Passage fourni.
------------------------------------------------

Comment l'effet de serre a-t-il été découvert?

Au cœur de la problématique du réchauffement climatique se trouve l’effet de serre. Pourtant, savez-vous comment ce dernier a été mit en évidence? Un retour sur l’histoire de la climatologie amène des éléments inattendus.

Cette soirée de 1859, la pluie tombait sur les pavés de Piccadilly Circus (célèbre place se trouvant à Londres en Angleterre) sur lesquels s’étiraient de longs reflets argentés émanant des becs de gaz. Un fiacre, arrivant de Shaftesbury Avenue rompit le silence de la nuit. Il emprunta ensuite Regent Street, où il disparut, ne laissant derrière lui que l’écho déclinant du bruit de sabots dans les dédales de la cité. Non loin, sur Albemarle Street, se trouvait un grand bâtiment. Sous le fronton, soutenu par de lourdes colonnes et sur lequel des lettres gravées dans la pierre indiquaient « The Royal Institution of Great Britain » (Institution royale de Grande Bretagne), malgré l’heure tardive, une fenêtre était toujours illuminée. Sous la lumière vacillante des becs Bunsen (appareils de laboratoire permettant de générer une flamme avec du gaz), un scientifique auscultait une étrange machine qu’il venait de terminer d’assembler. Puis il s’approcha de ses tuyaux, tourna des vannes, un sifflement se fit entendre et du dioxyde de carbone emplit un long tube. Cette expérience devait résoudre une des plus grandes énigmes de la science de l’époque. Il était alors connu que la Terre avait traversé des ères glacières ; comment était-ce possible que le climat se soit modifié de façon aussi drastique ? La science s’était déjà penchée sur cette question. Joseph Fourrier, un physicien français, avait proposé en 1824 que ces changements climatiques venaient de modifications de la composition de l’atmosphère terrestre. Comment était-il arrivé à cette conclusion ? Les chercheurs savaient alors que notre planète, de par la chaleur qu’elle reçoit du Soleil, devrait être tellement froide que toute sa surface pourrait être recouverte de glace. Il fut donc postulé que quelque chose y retenait la chaleur. Joseph Fourrier fit alors l’expérience suivante : il mit une boîte sur laquelle se trouvait une vitre sous le soleil. Il constata alors que la température augmentait à l’intérieur de son dispositif. D’après lui, l’atmosphère jouait le même rôle pour le globe que le verre pour la boîte. Cette expérience allait plus tard inspirer le nom du phénomène qu’il avait découvert : l’effet de serre.

------------------------------------------------

Consigne écrite a.
Renvoyez à l'identique les lignes des enregistrements, depuis la première jusqu'à celle qui contient « button[interactable]: Phone: [41, 728, 467, 819] », ces deux lignes comprises.

------------------------------------------------

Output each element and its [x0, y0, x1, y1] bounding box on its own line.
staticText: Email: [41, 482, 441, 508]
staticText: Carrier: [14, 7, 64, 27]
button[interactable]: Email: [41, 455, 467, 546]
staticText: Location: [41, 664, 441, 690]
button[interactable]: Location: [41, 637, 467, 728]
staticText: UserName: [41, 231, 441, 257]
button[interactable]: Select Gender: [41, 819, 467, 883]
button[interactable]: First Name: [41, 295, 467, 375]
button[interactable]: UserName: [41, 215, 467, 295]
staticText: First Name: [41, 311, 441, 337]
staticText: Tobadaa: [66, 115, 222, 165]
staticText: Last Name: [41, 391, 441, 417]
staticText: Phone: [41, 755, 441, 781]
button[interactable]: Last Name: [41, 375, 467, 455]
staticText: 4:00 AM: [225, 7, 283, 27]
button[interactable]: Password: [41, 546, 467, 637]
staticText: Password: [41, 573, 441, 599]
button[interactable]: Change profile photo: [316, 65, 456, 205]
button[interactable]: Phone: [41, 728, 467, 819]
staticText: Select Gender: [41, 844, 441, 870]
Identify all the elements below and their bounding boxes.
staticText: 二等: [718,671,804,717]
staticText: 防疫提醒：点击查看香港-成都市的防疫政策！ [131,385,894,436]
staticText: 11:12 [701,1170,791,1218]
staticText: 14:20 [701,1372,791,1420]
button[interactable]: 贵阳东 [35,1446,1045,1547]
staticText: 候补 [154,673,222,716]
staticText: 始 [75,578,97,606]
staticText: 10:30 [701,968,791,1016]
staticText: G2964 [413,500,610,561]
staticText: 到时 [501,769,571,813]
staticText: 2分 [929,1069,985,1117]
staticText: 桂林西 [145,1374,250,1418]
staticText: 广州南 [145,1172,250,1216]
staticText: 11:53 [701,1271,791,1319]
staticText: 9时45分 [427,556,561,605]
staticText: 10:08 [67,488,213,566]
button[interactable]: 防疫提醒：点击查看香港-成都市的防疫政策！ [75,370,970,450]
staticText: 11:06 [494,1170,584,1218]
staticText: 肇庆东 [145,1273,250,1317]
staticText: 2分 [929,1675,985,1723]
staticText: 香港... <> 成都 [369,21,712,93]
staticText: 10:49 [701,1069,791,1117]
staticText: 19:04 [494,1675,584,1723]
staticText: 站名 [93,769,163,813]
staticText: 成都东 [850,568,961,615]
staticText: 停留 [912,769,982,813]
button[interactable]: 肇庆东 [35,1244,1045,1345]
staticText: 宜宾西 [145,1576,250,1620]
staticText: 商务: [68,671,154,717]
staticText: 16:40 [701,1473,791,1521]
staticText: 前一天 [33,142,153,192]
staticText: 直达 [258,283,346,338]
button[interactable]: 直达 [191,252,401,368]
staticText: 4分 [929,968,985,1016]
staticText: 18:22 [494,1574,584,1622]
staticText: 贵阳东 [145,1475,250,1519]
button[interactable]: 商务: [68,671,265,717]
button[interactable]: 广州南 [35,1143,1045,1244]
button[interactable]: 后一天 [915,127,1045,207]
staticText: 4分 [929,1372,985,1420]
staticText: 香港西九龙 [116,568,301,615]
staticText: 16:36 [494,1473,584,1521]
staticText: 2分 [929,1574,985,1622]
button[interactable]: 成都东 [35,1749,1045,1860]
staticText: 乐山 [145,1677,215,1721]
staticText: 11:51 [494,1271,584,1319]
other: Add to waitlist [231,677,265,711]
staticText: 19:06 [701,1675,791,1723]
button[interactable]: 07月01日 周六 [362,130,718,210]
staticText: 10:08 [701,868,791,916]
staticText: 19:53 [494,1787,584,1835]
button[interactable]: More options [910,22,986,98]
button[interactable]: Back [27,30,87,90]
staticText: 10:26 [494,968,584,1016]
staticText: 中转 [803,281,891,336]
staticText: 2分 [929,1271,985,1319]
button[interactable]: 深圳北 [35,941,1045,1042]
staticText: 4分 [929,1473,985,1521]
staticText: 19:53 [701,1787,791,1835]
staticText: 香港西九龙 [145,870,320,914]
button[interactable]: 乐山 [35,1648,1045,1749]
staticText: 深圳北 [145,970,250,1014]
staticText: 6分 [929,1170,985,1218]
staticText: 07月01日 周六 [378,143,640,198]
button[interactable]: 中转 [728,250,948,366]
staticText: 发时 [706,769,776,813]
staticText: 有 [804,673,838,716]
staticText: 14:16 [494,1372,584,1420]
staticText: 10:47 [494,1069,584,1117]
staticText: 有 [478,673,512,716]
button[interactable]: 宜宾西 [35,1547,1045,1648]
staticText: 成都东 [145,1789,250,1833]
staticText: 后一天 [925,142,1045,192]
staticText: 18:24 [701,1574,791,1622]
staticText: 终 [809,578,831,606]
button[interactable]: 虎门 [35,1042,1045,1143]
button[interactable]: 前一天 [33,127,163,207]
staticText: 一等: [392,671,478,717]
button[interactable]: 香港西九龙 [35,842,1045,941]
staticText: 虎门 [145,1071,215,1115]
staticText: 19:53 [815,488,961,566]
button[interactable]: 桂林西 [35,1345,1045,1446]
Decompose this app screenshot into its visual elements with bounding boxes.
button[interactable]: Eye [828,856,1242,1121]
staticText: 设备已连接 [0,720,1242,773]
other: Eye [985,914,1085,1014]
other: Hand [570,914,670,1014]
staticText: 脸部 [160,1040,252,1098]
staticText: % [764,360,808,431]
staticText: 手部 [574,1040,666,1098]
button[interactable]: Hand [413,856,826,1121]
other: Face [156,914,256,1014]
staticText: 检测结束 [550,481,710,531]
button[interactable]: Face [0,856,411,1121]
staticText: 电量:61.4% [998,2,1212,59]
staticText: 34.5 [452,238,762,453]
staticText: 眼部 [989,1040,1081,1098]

------------------------------------------------

Consigne écrite b.
Selon le passage sur la découverte de l'effet de serre, en quelle année Joseph Fourrier a-t-il avancé que les changements climatiques provenaient de modifications de la composition de l'atmosphère terrestre ?

Réponse complète a.
Output each element and its [x0, y0, x1, y1] bounding box on its own line.
staticText: Email: [41, 482, 441, 508]
staticText: Carrier: [14, 7, 64, 27]
button[interactable]: Email: [41, 455, 467, 546]
staticText: Location: [41, 664, 441, 690]
button[interactable]: Location: [41, 637, 467, 728]
staticText: UserName: [41, 231, 441, 257]
button[interactable]: Select Gender: [41, 819, 467, 883]
button[interactable]: First Name: [41, 295, 467, 375]
button[interactable]: UserName: [41, 215, 467, 295]
staticText: First Name: [41, 311, 441, 337]
staticText: Tobadaa: [66, 115, 222, 165]
staticText: Last Name: [41, 391, 441, 417]
staticText: Phone: [41, 755, 441, 781]
button[interactable]: Last Name: [41, 375, 467, 455]
staticText: 4:00 AM: [225, 7, 283, 27]
button[interactable]: Password: [41, 546, 467, 637]
staticText: Password: [41, 573, 441, 599]
button[interactable]: Change profile photo: [316, 65, 456, 205]
button[interactable]: Phone: [41, 728, 467, 819]

Réponse complète b.
En 1824.